━━━ Input data ━━━

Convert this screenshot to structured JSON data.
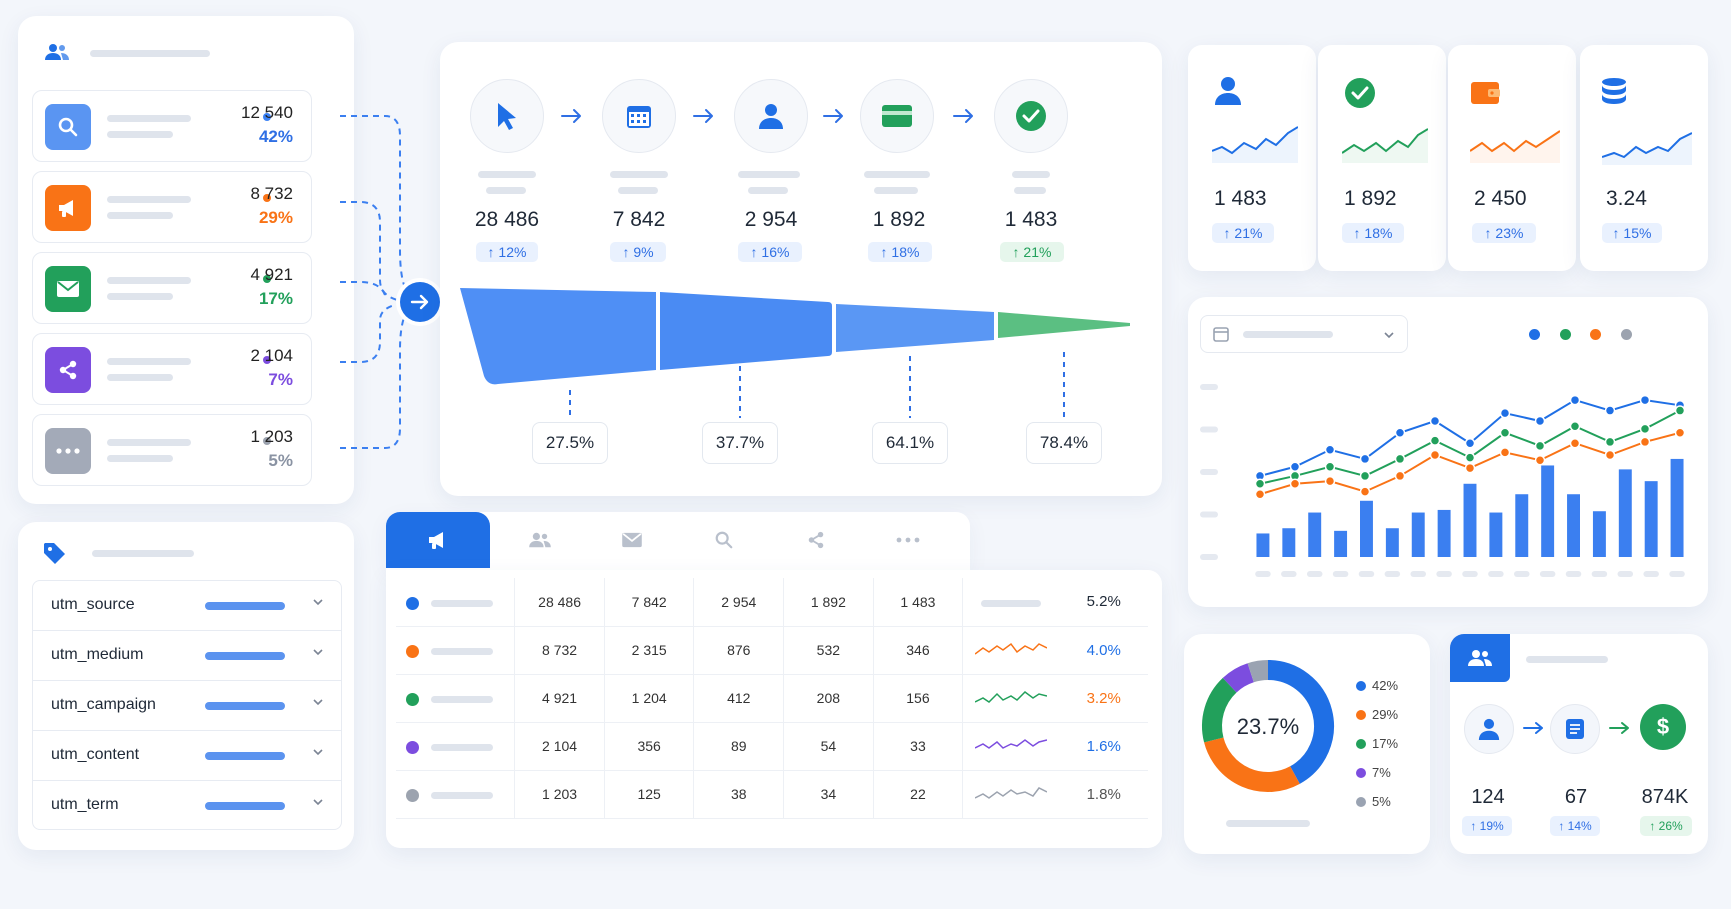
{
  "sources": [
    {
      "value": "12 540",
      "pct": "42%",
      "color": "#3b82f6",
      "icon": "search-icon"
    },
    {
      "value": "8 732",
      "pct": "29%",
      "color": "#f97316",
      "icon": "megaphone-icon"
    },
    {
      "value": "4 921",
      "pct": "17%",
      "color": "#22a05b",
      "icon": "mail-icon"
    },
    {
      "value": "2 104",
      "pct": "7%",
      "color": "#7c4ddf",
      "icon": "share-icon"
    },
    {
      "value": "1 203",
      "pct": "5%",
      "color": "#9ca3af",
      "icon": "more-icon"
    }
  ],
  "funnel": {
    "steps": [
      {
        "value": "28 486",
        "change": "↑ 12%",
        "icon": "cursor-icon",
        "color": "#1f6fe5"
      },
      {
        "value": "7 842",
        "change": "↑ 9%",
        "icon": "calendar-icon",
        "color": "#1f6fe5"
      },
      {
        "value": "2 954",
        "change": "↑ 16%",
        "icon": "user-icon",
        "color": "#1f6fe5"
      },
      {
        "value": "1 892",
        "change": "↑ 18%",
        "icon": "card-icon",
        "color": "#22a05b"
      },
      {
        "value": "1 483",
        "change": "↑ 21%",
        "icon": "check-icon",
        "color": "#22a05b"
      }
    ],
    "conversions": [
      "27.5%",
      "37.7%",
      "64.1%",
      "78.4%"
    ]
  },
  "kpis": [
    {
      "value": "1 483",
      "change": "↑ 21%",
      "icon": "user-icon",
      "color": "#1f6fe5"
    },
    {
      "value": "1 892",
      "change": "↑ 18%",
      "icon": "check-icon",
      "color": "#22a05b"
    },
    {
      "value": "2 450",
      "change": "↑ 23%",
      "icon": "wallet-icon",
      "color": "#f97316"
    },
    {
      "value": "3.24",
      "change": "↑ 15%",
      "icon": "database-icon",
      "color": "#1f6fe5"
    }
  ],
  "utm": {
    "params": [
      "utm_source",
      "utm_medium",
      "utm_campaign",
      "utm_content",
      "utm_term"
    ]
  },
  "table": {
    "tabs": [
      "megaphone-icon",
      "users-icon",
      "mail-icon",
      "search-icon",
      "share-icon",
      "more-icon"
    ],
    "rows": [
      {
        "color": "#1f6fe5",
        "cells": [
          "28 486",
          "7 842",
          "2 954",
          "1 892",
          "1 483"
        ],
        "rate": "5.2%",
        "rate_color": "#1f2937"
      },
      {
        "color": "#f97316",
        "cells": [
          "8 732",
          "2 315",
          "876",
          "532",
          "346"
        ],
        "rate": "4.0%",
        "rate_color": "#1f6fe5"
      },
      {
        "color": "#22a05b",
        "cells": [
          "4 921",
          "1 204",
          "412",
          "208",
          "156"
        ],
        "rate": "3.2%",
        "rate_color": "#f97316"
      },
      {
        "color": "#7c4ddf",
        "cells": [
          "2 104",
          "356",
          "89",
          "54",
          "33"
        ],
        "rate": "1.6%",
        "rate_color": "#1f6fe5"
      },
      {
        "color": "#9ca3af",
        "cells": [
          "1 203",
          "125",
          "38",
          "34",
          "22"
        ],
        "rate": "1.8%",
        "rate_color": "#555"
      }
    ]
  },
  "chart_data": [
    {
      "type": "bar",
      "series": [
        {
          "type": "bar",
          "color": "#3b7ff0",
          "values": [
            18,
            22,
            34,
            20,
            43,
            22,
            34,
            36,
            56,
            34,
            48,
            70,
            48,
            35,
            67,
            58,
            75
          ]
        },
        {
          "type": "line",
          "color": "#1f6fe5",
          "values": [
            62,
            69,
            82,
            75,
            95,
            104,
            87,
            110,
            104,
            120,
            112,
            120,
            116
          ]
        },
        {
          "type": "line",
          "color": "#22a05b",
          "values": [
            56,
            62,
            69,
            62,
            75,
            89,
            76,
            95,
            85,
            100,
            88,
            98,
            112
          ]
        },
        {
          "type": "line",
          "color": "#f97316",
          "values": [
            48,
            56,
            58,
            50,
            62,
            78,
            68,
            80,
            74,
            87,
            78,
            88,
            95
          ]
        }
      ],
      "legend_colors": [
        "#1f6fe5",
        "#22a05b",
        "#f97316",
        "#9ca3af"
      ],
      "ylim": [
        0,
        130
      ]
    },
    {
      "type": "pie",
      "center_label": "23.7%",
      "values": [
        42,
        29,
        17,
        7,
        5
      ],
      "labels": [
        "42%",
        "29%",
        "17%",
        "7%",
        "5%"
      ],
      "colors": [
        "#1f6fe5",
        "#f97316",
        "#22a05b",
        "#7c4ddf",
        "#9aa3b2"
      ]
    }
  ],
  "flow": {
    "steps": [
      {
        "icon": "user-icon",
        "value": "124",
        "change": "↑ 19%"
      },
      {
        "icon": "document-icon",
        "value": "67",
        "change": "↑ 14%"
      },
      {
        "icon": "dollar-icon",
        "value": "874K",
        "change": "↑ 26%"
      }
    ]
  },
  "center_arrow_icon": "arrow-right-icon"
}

━━━
━━━ Input data ━━━

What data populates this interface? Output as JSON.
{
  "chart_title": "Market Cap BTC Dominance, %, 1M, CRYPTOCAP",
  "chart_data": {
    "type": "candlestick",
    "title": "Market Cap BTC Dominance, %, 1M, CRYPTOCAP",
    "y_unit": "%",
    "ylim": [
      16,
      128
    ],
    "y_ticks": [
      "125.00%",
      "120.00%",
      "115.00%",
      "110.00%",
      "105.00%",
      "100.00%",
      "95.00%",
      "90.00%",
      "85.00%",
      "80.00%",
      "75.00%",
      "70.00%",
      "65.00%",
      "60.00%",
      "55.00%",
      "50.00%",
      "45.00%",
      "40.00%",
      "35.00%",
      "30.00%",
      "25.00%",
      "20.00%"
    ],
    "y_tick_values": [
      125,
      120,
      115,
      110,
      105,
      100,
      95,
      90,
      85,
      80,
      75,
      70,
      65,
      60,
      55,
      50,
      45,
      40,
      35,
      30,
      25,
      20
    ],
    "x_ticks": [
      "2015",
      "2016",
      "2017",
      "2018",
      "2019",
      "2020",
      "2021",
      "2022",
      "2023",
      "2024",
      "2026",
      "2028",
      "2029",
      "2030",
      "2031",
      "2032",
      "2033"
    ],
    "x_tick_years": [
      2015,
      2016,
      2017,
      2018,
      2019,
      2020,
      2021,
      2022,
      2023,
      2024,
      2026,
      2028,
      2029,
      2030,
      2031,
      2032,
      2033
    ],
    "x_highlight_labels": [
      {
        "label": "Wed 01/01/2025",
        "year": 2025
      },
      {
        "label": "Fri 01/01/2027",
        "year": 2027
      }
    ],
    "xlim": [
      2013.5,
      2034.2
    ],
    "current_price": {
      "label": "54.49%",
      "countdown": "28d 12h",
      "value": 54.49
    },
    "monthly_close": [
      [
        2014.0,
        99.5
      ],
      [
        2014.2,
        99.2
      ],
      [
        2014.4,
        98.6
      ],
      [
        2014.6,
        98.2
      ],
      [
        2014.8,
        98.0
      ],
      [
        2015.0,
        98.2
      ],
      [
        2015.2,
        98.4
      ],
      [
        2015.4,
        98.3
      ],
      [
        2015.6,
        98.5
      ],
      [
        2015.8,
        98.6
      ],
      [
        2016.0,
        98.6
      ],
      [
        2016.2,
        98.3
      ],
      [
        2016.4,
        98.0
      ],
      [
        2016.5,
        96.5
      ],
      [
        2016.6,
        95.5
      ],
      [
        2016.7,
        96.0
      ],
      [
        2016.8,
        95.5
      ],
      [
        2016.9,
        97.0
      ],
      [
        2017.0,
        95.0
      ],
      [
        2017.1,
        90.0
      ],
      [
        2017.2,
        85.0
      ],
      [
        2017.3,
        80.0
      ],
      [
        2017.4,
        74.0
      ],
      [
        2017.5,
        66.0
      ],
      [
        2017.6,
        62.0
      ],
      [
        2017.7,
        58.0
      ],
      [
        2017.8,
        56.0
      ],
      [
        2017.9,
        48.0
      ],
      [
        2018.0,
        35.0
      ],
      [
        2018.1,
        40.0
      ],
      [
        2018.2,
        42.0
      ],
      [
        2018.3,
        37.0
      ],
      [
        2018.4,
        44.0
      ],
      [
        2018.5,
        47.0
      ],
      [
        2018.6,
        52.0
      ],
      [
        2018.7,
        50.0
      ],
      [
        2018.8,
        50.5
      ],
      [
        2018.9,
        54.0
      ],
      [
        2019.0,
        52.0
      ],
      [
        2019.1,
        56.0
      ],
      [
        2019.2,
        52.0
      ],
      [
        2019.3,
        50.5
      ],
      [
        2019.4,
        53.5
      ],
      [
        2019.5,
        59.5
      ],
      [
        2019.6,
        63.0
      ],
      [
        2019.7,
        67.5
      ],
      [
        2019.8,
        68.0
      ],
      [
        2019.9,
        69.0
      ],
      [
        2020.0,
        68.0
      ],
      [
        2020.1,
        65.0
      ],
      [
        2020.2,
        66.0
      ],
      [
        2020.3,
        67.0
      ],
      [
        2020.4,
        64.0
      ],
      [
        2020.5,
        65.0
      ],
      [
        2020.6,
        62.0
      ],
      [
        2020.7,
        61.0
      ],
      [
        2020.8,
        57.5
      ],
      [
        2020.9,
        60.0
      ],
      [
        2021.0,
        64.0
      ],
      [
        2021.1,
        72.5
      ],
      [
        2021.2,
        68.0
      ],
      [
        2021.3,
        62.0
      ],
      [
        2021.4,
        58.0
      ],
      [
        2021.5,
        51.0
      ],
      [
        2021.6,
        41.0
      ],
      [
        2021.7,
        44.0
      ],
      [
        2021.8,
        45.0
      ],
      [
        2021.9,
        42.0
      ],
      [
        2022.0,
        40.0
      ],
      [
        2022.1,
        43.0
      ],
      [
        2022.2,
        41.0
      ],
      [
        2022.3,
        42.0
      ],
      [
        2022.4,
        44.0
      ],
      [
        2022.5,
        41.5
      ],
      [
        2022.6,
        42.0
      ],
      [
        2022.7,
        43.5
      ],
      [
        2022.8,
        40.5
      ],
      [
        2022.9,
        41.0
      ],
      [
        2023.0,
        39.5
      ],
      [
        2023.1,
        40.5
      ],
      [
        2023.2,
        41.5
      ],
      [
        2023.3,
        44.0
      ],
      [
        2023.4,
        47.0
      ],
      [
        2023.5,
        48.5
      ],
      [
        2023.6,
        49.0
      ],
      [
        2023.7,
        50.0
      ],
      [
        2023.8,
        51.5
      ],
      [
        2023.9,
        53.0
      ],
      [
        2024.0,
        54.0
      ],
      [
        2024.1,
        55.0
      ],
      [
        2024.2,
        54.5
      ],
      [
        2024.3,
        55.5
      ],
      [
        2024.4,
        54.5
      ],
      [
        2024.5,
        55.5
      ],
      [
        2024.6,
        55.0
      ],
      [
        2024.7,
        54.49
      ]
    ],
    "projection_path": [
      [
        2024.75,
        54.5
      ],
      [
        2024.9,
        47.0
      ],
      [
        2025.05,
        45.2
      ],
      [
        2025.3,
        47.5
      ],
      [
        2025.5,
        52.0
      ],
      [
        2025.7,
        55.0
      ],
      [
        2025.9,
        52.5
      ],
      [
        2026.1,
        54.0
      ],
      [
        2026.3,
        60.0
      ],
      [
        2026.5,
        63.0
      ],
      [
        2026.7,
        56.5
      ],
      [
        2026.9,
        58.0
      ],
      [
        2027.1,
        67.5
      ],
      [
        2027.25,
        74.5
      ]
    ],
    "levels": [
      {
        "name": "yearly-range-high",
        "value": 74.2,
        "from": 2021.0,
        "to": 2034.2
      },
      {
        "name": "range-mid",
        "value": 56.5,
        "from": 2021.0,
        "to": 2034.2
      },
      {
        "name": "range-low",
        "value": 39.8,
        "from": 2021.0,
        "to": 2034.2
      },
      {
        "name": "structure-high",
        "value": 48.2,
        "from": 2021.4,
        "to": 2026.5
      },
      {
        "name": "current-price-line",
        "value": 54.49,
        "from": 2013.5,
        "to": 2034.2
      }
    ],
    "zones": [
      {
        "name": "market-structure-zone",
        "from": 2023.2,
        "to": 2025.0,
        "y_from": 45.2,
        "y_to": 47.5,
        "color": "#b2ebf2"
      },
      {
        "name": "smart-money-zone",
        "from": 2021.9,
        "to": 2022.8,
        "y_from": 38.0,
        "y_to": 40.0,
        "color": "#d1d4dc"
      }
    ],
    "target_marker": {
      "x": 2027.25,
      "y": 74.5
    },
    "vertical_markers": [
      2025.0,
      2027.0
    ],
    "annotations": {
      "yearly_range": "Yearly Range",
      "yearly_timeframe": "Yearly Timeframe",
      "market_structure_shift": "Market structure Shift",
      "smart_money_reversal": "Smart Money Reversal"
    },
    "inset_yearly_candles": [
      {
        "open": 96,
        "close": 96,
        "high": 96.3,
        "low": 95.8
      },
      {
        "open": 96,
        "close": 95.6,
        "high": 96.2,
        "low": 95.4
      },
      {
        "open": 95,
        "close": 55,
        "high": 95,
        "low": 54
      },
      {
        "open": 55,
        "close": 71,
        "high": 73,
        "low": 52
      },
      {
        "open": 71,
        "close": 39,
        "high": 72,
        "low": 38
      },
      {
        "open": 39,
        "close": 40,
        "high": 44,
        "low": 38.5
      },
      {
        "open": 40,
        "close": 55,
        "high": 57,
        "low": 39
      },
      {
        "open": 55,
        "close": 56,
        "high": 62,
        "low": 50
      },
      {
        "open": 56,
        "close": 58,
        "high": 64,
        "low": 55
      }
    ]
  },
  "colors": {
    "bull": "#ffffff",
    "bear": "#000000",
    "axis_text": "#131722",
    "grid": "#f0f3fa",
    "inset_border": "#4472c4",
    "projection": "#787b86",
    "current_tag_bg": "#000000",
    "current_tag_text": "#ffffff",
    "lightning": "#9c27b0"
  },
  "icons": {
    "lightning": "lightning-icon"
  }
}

━━━
━━━ Input data ━━━

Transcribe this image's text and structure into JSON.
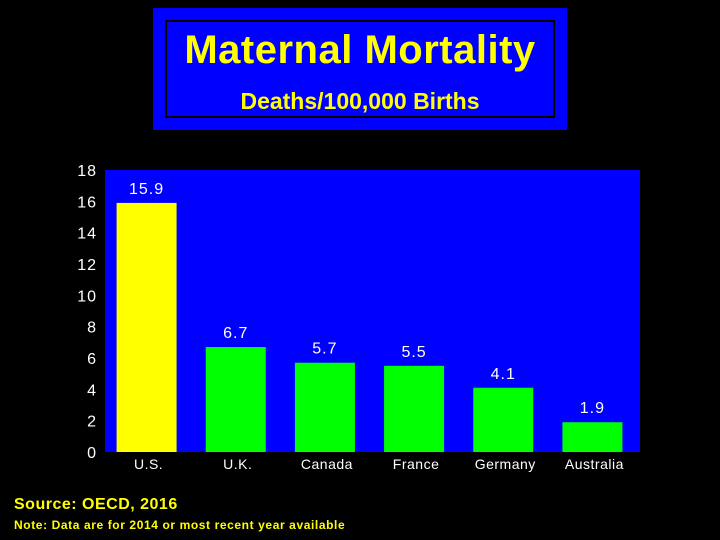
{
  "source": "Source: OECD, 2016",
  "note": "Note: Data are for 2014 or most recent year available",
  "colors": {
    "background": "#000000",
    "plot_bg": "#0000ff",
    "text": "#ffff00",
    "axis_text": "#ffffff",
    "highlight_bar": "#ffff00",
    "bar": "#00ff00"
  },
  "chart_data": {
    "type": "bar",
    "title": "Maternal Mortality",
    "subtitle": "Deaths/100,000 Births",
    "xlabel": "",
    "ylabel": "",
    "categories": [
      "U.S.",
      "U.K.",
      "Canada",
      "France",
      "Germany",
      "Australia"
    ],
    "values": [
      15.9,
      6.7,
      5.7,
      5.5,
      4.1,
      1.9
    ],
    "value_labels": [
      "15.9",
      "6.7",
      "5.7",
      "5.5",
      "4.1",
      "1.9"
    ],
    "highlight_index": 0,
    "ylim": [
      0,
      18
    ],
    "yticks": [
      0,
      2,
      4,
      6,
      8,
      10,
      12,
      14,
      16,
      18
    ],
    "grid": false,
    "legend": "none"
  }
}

━━━

### Given instruction:
From the listing above, pick out each line where the word "CRYPTOCAP" appears.

### Worked solution:
  "chart_title": "Market Cap BTC Dominance, %, 1M, CRYPTOCAP",
    "title": "Market Cap BTC Dominance, %, 1M, CRYPTOCAP",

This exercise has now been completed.